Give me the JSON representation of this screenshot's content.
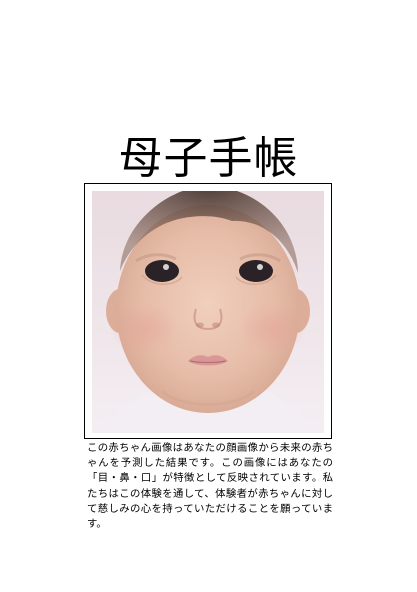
{
  "document": {
    "title": "母子手帳",
    "caption": "この赤ちゃん画像はあなたの顔画像から未来の赤ちゃんを予測した結果です。この画像にはあなたの「目・鼻・口」が特徴として反映されています。私たちはこの体験を通して、体験者が赤ちゃんに対して慈しみの心を持っていただけることを願っています。"
  },
  "photo": {
    "subject": "baby-face-portrait",
    "colors": {
      "background": "#efe6ea",
      "skin": "#e7c0ac",
      "hair": "#5e4a44",
      "eyes": "#221d22",
      "lips": "#d9979a",
      "frame": "#000000"
    }
  }
}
● ● ● ● ●
What you have to do:
Copy the records above exactly, omitting every picture.

Correct result:
Give me the JSON representation of this screenshot's content.
{
  "document": {
    "title": "母子手帳",
    "caption": "この赤ちゃん画像はあなたの顔画像から未来の赤ちゃんを予測した結果です。この画像にはあなたの「目・鼻・口」が特徴として反映されています。私たちはこの体験を通して、体験者が赤ちゃんに対して慈しみの心を持っていただけることを願っています。"
  },
  "photo": {
    "subject": "baby-face-portrait",
    "colors": {
      "background": "#efe6ea",
      "skin": "#e7c0ac",
      "hair": "#5e4a44",
      "eyes": "#221d22",
      "lips": "#d9979a",
      "frame": "#000000"
    }
  }
}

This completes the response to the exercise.